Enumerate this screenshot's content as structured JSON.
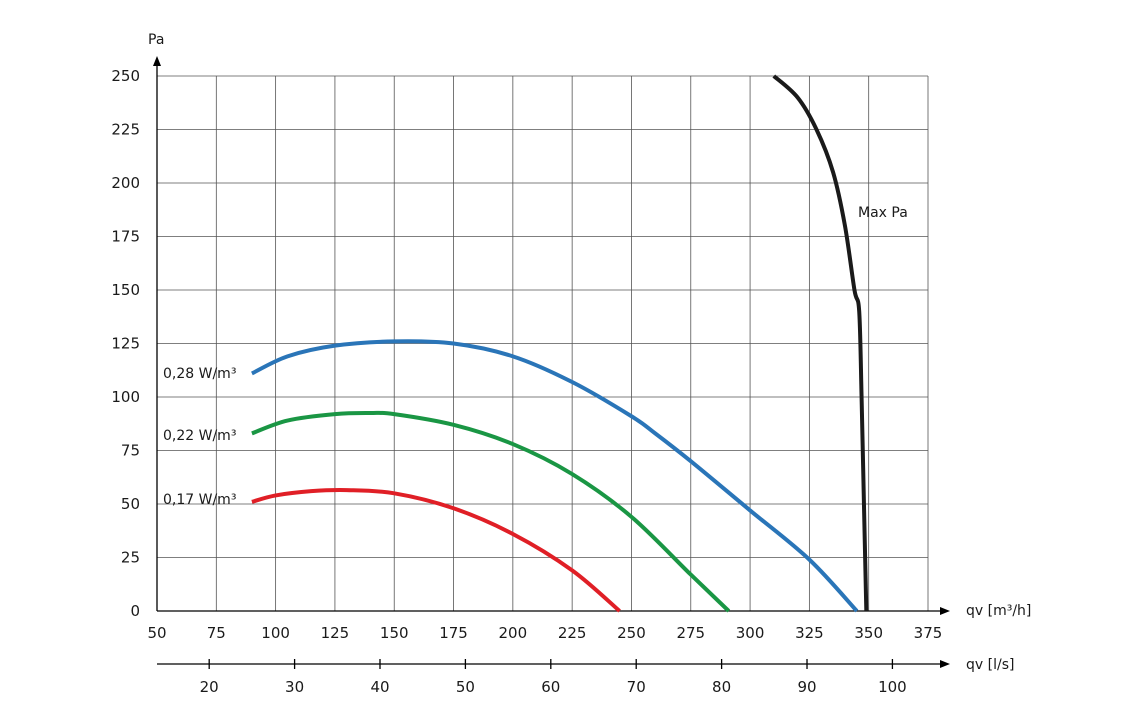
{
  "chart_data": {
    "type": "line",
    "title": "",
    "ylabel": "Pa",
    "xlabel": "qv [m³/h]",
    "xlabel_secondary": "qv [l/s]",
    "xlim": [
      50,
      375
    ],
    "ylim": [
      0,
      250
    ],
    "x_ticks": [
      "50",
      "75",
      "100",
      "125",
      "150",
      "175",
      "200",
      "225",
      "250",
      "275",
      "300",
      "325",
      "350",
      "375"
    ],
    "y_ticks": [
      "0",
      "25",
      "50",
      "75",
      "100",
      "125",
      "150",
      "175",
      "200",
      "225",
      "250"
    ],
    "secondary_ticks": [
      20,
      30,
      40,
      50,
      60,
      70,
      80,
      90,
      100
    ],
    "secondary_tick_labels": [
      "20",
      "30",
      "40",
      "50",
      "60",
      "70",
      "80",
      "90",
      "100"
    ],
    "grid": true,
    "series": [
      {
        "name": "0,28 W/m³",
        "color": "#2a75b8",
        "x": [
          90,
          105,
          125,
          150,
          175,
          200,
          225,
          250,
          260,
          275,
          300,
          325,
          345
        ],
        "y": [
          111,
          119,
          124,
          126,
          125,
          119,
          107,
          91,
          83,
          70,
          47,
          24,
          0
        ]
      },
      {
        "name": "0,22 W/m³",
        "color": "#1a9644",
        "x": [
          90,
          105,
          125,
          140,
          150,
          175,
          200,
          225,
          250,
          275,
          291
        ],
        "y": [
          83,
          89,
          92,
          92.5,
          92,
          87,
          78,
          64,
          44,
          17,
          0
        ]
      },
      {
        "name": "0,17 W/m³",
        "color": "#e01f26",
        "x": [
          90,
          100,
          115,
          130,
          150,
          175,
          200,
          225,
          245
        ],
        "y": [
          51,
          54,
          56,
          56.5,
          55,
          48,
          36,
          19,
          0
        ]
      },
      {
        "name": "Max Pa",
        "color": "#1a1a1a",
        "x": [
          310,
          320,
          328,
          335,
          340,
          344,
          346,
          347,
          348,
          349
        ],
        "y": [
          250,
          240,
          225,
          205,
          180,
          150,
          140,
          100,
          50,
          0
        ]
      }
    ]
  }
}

---

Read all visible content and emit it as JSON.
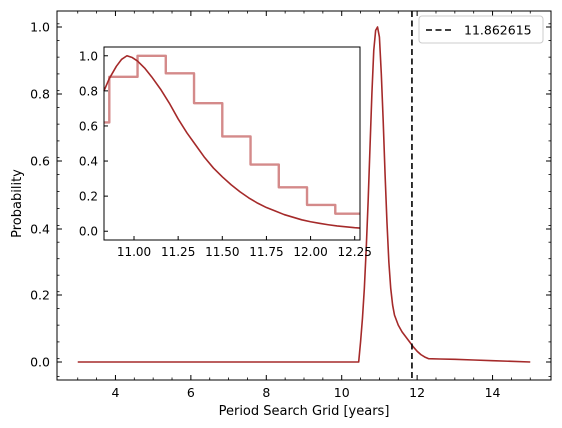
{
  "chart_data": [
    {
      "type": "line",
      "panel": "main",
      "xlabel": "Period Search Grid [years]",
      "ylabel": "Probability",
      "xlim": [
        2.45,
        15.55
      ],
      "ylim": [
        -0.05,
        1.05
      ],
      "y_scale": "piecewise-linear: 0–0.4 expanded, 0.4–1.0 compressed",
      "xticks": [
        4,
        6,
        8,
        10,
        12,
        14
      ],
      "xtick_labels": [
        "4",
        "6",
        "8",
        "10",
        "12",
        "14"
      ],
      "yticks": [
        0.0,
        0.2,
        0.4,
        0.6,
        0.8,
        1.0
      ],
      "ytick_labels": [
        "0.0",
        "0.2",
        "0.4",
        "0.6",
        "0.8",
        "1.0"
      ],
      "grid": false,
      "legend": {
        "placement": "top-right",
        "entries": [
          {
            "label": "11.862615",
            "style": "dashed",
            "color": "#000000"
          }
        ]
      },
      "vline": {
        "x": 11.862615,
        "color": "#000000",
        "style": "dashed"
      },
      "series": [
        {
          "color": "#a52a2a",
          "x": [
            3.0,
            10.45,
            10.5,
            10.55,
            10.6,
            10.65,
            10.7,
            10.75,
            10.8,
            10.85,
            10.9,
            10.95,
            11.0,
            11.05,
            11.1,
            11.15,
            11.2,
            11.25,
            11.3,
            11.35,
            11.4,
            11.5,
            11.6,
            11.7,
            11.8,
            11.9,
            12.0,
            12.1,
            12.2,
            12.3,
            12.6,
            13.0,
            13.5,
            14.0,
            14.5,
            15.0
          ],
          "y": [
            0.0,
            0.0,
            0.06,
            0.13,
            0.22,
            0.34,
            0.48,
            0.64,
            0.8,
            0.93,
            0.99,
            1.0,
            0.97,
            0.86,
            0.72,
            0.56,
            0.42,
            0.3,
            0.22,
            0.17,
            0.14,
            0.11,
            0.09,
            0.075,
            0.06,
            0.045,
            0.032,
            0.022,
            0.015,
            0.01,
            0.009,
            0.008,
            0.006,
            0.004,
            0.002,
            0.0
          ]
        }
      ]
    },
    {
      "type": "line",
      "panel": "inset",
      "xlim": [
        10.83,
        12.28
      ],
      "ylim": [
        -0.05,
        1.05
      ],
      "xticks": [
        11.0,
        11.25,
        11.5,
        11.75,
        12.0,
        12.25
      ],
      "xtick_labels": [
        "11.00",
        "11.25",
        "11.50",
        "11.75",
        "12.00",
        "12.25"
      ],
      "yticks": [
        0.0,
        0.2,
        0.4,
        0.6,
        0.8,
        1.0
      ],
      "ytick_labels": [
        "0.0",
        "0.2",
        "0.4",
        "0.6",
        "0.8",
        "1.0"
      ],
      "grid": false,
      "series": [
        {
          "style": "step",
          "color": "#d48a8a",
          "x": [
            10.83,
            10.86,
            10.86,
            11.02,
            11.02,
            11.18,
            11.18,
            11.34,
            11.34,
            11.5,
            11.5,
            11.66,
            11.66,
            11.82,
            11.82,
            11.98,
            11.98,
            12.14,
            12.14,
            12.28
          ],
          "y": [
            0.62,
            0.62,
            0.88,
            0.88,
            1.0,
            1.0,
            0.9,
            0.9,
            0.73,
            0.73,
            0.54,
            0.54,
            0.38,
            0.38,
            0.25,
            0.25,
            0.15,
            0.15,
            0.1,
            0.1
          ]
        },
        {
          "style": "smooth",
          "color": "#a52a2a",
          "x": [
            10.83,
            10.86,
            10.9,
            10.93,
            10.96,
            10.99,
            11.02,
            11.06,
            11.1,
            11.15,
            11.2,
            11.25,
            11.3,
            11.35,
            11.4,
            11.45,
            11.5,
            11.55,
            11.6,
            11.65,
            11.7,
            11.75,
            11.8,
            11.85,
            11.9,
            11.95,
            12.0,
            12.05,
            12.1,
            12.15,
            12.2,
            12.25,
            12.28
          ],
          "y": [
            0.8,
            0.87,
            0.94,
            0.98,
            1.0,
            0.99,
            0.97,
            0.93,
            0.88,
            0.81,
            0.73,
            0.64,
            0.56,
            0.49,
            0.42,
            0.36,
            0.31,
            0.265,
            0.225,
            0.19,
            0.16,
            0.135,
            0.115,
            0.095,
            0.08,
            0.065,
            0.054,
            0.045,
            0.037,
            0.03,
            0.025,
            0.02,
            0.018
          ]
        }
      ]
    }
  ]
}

Task brief.
Reproduce each line from the records that contains the word "JSON".

Reply to the task.
Enumerate this screenshot's content as structured JSON.
Read all visible content and emit it as JSON.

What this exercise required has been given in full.